# What the task requires
The listing beneath should be written out in full, exactly as shown.

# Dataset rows
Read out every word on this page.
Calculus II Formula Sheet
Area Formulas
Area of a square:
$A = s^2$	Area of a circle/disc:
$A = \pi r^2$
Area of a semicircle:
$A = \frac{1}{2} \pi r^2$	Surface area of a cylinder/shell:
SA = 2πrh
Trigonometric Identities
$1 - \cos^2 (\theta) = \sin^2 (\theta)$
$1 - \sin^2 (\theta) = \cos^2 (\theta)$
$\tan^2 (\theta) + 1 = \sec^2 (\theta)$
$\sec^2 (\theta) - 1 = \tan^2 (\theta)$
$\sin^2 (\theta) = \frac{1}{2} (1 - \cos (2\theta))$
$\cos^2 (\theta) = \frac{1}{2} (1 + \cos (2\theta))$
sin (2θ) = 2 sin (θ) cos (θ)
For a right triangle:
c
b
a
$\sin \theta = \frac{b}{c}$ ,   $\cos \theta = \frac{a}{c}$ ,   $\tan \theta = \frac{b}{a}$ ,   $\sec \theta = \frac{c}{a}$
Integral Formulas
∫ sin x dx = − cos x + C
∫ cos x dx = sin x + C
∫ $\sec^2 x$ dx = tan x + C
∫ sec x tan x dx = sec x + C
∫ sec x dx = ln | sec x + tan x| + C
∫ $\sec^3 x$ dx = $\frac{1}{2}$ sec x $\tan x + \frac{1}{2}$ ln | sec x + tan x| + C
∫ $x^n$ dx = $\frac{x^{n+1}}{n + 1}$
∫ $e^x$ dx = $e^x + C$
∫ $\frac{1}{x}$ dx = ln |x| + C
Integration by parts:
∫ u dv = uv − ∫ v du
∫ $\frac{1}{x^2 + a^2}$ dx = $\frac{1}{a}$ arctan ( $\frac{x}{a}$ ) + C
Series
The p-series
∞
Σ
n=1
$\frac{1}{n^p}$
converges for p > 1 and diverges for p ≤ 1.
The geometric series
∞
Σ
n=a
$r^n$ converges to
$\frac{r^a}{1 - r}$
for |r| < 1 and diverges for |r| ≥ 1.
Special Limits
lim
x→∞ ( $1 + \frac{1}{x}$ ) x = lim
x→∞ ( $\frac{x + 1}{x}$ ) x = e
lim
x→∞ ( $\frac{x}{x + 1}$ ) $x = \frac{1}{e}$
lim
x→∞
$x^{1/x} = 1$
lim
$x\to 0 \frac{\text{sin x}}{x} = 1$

# Solved exercise
Read out every word on this page.
Calculus II Formula Sheet
Area Formulas
Area of a square:
$A = s^2$	Area of a circle/disc:
$A = \pi r^2$
Area of a semicircle:
$A = \frac{1}{2} \pi r^2$	Surface area of a cylinder/shell:
SA = 2πrh
Trigonometric Identities
$1 - \cos^2 (\theta) = \sin^2 (\theta)$
$1 - \sin^2 (\theta) = \cos^2 (\theta)$
$\tan^2 (\theta) + 1 = \sec^2 (\theta)$
$\sec^2 (\theta) - 1 = \tan^2 (\theta)$
$\sin^2 (\theta) = \frac{1}{2} (1 - \cos (2\theta))$
$\cos^2 (\theta) = \frac{1}{2} (1 + \cos (2\theta))$
sin (2θ) = 2 sin (θ) cos (θ)
For a right triangle:
c
b
a
$\sin \theta = \frac{b}{c}$ ,   $\cos \theta = \frac{a}{c}$ ,   $\tan \theta = \frac{b}{a}$ ,   $\sec \theta = \frac{c}{a}$
Integral Formulas
∫ sin x dx = − cos x + C
∫ cos x dx = sin x + C
∫ $\sec^2 x$ dx = tan x + C
∫ sec x tan x dx = sec x + C
∫ sec x dx = ln | sec x + tan x| + C
∫ $\sec^3 x$ dx = $\frac{1}{2}$ sec x $\tan x + \frac{1}{2}$ ln | sec x + tan x| + C
∫ $x^n$ dx = $\frac{x^{n+1}}{n + 1}$
∫ $e^x$ dx = $e^x + C$
∫ $\frac{1}{x}$ dx = ln |x| + C
Integration by parts:
∫ u dv = uv − ∫ v du
∫ $\frac{1}{x^2 + a^2}$ dx = $\frac{1}{a}$ arctan ( $\frac{x}{a}$ ) + C
Series
The p-series
∞
Σ
n=1
$\frac{1}{n^p}$
converges for p > 1 and diverges for p ≤ 1.
The geometric series
∞
Σ
n=a
$r^n$ converges to
$\frac{r^a}{1 - r}$
for |r| < 1 and diverges for |r| ≥ 1.
Special Limits
lim
x→∞ ( $1 + \frac{1}{x}$ ) x = lim
x→∞ ( $\frac{x + 1}{x}$ ) x = e
lim
x→∞ ( $\frac{x}{x + 1}$ ) $x = \frac{1}{e}$
lim
x→∞
$x^{1/x} = 1$
lim
$x\to 0 \frac{\text{sin x}}{x} = 1$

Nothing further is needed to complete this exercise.